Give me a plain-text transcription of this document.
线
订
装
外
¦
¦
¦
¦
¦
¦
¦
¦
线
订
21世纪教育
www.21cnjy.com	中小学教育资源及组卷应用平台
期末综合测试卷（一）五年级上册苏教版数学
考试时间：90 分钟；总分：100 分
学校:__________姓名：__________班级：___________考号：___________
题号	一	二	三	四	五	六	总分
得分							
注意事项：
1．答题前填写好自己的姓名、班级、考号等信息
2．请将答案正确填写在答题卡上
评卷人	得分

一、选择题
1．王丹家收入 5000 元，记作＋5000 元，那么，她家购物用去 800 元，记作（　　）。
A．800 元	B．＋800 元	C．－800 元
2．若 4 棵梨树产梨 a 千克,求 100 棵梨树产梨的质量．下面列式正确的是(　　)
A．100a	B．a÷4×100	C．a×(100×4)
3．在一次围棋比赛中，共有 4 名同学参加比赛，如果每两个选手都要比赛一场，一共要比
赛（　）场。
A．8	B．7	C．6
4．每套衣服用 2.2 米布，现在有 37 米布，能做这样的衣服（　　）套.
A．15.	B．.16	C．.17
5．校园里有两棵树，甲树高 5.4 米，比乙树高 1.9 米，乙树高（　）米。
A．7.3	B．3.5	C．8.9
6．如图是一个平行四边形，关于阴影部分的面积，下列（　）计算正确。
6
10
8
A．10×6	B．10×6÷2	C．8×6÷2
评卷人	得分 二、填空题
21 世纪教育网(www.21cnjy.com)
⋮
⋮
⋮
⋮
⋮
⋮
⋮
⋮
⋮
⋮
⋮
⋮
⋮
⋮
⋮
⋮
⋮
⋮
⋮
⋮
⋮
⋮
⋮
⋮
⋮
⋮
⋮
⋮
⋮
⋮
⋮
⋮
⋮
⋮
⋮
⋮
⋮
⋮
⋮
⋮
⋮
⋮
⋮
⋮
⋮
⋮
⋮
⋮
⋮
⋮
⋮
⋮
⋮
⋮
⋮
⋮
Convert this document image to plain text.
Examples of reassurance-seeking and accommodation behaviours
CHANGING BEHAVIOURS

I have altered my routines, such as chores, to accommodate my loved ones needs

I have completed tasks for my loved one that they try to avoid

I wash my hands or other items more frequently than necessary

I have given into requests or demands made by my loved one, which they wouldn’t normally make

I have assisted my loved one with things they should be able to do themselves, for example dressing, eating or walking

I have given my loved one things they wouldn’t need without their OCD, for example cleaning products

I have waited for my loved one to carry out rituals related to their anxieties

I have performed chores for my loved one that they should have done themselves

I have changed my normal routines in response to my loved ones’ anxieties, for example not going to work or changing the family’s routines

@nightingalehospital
• • • •
--- EXERCISE BRIEF ---
List each line in the listing that contains the string "should".

--- WRITTEN REPLY ---
I have assisted my loved one with things they should be able to do themselves, for example dressing, eating or walking
I have performed chores for my loved one that they should have done themselves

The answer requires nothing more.